AIM: Set each entry down verbatim, omitting images.
**** PROVIDED RECORDS ****
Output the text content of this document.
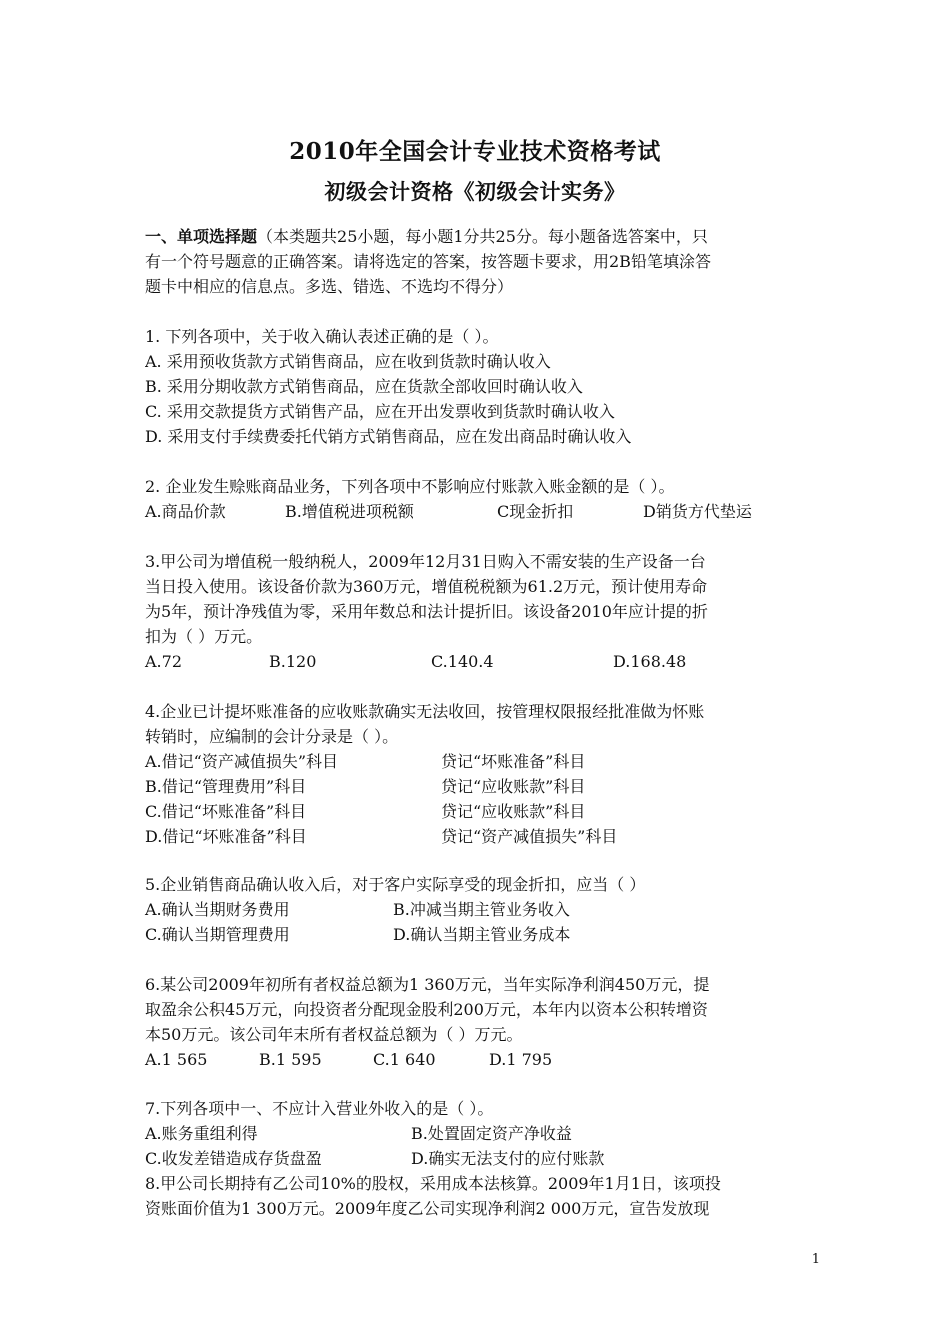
2010年全国会计专业技术资格考试
初级会计资格《初级会计实务》
一、单项选择题（本类题共25小题，每小题1分共25分。每小题备选答案中，只
有一个符号题意的正确答案。请将选定的答案，按答题卡要求，用2B铅笔填涂答
题卡中相应的信息点。多选、错选、不选均不得分）
1. 下列各项中，关于收入确认表述正确的是（ ）。
A. 采用预收货款方式销售商品，应在收到货款时确认收入
B. 采用分期收款方式销售商品，应在货款全部收回时确认收入
C. 采用交款提货方式销售产品，应在开出发票收到货款时确认收入
D. 采用支付手续费委托代销方式销售商品，应在发出商品时确认收入
2. 企业发生赊账商品业务，下列各项中不影响应付账款入账金额的是（ ）。
A.商品价款	B.增值税进项税额	C现金折扣	D销货方代垫运
3.甲公司为增值税一般纳税人，2009年12月31日购入不需安装的生产设备一台
当日投入使用。该设备价款为360万元，增值税税额为61.2万元，预计使用寿命
为5年，预计净残值为零，采用年数总和法计提折旧。该设备2010年应计提的折
扣为（ ）万元。
A.72	B.120	C.140.4	D.168.48
4.企业已计提坏账准备的应收账款确实无法收回，按管理权限报经批准做为怀账
转销时，应编制的会计分录是（ ）。
A.借记“资产减值损失”科目	贷记“坏账准备”科目
B.借记“管理费用”科目	贷记“应收账款”科目
C.借记“坏账准备”科目	贷记“应收账款”科目
D.借记“坏账准备”科目	贷记“资产减值损失”科目
5.企业销售商品确认收入后，对于客户实际享受的现金折扣，应当（ ）
A.确认当期财务费用	B.冲减当期主管业务收入
C.确认当期管理费用	D.确认当期主管业务成本
6.某公司2009年初所有者权益总额为1 360万元，当年实际净利润450万元，提
取盈余公积45万元，向投资者分配现金股利200万元，本年内以资本公积转增资
本50万元。该公司年末所有者权益总额为（ ）万元。
A.1 565	B.1 595	C.1 640	D.1 795
7.下列各项中一、不应计入营业外收入的是（ ）。
A.账务重组利得	B.处置固定资产净收益
C.收发差错造成存货盘盈	D.确实无法支付的应付账款
8.甲公司长期持有乙公司10%的股权，采用成本法核算。2009年1月1日，该项投
资账面价值为1 300万元。2009年度乙公司实现净利润2 000万元，宣告发放现
1
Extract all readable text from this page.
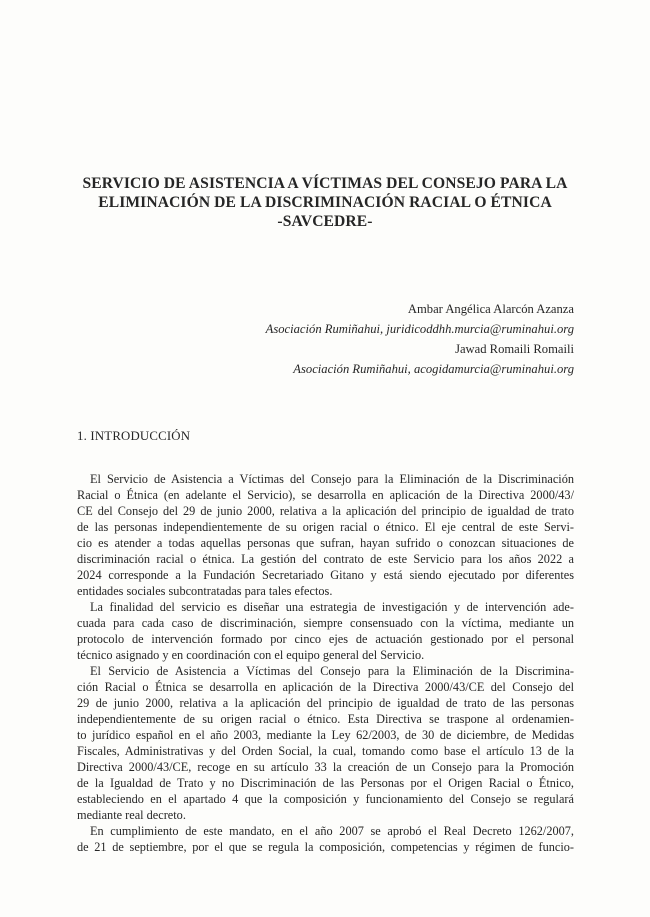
SERVICIO DE ASISTENCIA A VÍCTIMAS DEL CONSEJO PARA LA
ELIMINACIÓN DE LA DISCRIMINACIÓN RACIAL O ÉTNICA
-SAVCEDRE-
Ambar Angélica Alarcón Azanza
Asociación Rumiñahui, juridicoddhh.murcia@ruminahui.org
Jawad Romaili Romaili
Asociación Rumiñahui, acogidamurcia@ruminahui.org
1. INTRODUCCIÓN
El Servicio de Asistencia a Víctimas del Consejo para la Eliminación de la Discriminación
Racial o Étnica (en adelante el Servicio), se desarrolla en aplicación de la Directiva 2000/43/
CE del Consejo del 29 de junio 2000, relativa a la aplicación del principio de igualdad de trato
de las personas independientemente de su origen racial o étnico. El eje central de este Servi-
cio es atender a todas aquellas personas que sufran, hayan sufrido o conozcan situaciones de
discriminación racial o étnica. La gestión del contrato de este Servicio para los años 2022 a
2024 corresponde a la Fundación Secretariado Gitano y está siendo ejecutado por diferentes
entidades sociales subcontratadas para tales efectos.
La finalidad del servicio es diseñar una estrategia de investigación y de intervención ade-
cuada para cada caso de discriminación, siempre consensuado con la víctima, mediante un
protocolo de intervención formado por cinco ejes de actuación gestionado por el personal
técnico asignado y en coordinación con el equipo general del Servicio.
El Servicio de Asistencia a Víctimas del Consejo para la Eliminación de la Discrimina-
ción Racial o Étnica se desarrolla en aplicación de la Directiva 2000/43/CE del Consejo del
29 de junio 2000, relativa a la aplicación del principio de igualdad de trato de las personas
independientemente de su origen racial o étnico. Esta Directiva se traspone al ordenamien-
to jurídico español en el año 2003, mediante la Ley 62/2003, de 30 de diciembre, de Medidas
Fiscales, Administrativas y del Orden Social, la cual, tomando como base el artículo 13 de la
Directiva 2000/43/CE, recoge en su artículo 33 la creación de un Consejo para la Promoción
de la Igualdad de Trato y no Discriminación de las Personas por el Origen Racial o Étnico,
estableciendo en el apartado 4 que la composición y funcionamiento del Consejo se regulará
mediante real decreto.
En cumplimiento de este mandato, en el año 2007 se aprobó el Real Decreto 1262/2007,
de 21 de septiembre, por el que se regula la composición, competencias y régimen de funcio-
****
FINAL RESULT:
Output the text content of this document.
2010年全国会计专业技术资格考试
初级会计资格《初级会计实务》
一、单项选择题（本类题共25小题，每小题1分共25分。每小题备选答案中，只
有一个符号题意的正确答案。请将选定的答案，按答题卡要求，用2B铅笔填涂答
题卡中相应的信息点。多选、错选、不选均不得分）
1. 下列各项中，关于收入确认表述正确的是（ ）。
A. 采用预收货款方式销售商品，应在收到货款时确认收入
B. 采用分期收款方式销售商品，应在货款全部收回时确认收入
C. 采用交款提货方式销售产品，应在开出发票收到货款时确认收入
D. 采用支付手续费委托代销方式销售商品，应在发出商品时确认收入
2. 企业发生赊账商品业务，下列各项中不影响应付账款入账金额的是（ ）。
A.商品价款	B.增值税进项税额	C现金折扣	D销货方代垫运
3.甲公司为增值税一般纳税人，2009年12月31日购入不需安装的生产设备一台
当日投入使用。该设备价款为360万元，增值税税额为61.2万元，预计使用寿命
为5年，预计净残值为零，采用年数总和法计提折旧。该设备2010年应计提的折
扣为（ ）万元。
A.72	B.120	C.140.4	D.168.48
4.企业已计提坏账准备的应收账款确实无法收回，按管理权限报经批准做为怀账
转销时，应编制的会计分录是（ ）。
A.借记“资产减值损失”科目	贷记“坏账准备”科目
B.借记“管理费用”科目	贷记“应收账款”科目
C.借记“坏账准备”科目	贷记“应收账款”科目
D.借记“坏账准备”科目	贷记“资产减值损失”科目
5.企业销售商品确认收入后，对于客户实际享受的现金折扣，应当（ ）
A.确认当期财务费用	B.冲减当期主管业务收入
C.确认当期管理费用	D.确认当期主管业务成本
6.某公司2009年初所有者权益总额为1 360万元，当年实际净利润450万元，提
取盈余公积45万元，向投资者分配现金股利200万元，本年内以资本公积转增资
本50万元。该公司年末所有者权益总额为（ ）万元。
A.1 565	B.1 595	C.1 640	D.1 795
7.下列各项中一、不应计入营业外收入的是（ ）。
A.账务重组利得	B.处置固定资产净收益
C.收发差错造成存货盘盈	D.确实无法支付的应付账款
8.甲公司长期持有乙公司10%的股权，采用成本法核算。2009年1月1日，该项投
资账面价值为1 300万元。2009年度乙公司实现净利润2 000万元，宣告发放现
1
Extract all readable text from this page.
SERVICIO DE ASISTENCIA A VÍCTIMAS DEL CONSEJO PARA LA
ELIMINACIÓN DE LA DISCRIMINACIÓN RACIAL O ÉTNICA
-SAVCEDRE-
Ambar Angélica Alarcón Azanza
Asociación Rumiñahui, juridicoddhh.murcia@ruminahui.org
Jawad Romaili Romaili
Asociación Rumiñahui, acogidamurcia@ruminahui.org
1. INTRODUCCIÓN
El Servicio de Asistencia a Víctimas del Consejo para la Eliminación de la Discriminación
Racial o Étnica (en adelante el Servicio), se desarrolla en aplicación de la Directiva 2000/43/
CE del Consejo del 29 de junio 2000, relativa a la aplicación del principio de igualdad de trato
de las personas independientemente de su origen racial o étnico. El eje central de este Servi-
cio es atender a todas aquellas personas que sufran, hayan sufrido o conozcan situaciones de
discriminación racial o étnica. La gestión del contrato de este Servicio para los años 2022 a
2024 corresponde a la Fundación Secretariado Gitano y está siendo ejecutado por diferentes
entidades sociales subcontratadas para tales efectos.
La finalidad del servicio es diseñar una estrategia de investigación y de intervención ade-
cuada para cada caso de discriminación, siempre consensuado con la víctima, mediante un
protocolo de intervención formado por cinco ejes de actuación gestionado por el personal
técnico asignado y en coordinación con el equipo general del Servicio.
El Servicio de Asistencia a Víctimas del Consejo para la Eliminación de la Discrimina-
ción Racial o Étnica se desarrolla en aplicación de la Directiva 2000/43/CE del Consejo del
29 de junio 2000, relativa a la aplicación del principio de igualdad de trato de las personas
independientemente de su origen racial o étnico. Esta Directiva se traspone al ordenamien-
to jurídico español en el año 2003, mediante la Ley 62/2003, de 30 de diciembre, de Medidas
Fiscales, Administrativas y del Orden Social, la cual, tomando como base el artículo 13 de la
Directiva 2000/43/CE, recoge en su artículo 33 la creación de un Consejo para la Promoción
de la Igualdad de Trato y no Discriminación de las Personas por el Origen Racial o Étnico,
estableciendo en el apartado 4 que la composición y funcionamiento del Consejo se regulará
mediante real decreto.
En cumplimiento de este mandato, en el año 2007 se aprobó el Real Decreto 1262/2007,
de 21 de septiembre, por el que se regula la composición, competencias y régimen de funcio-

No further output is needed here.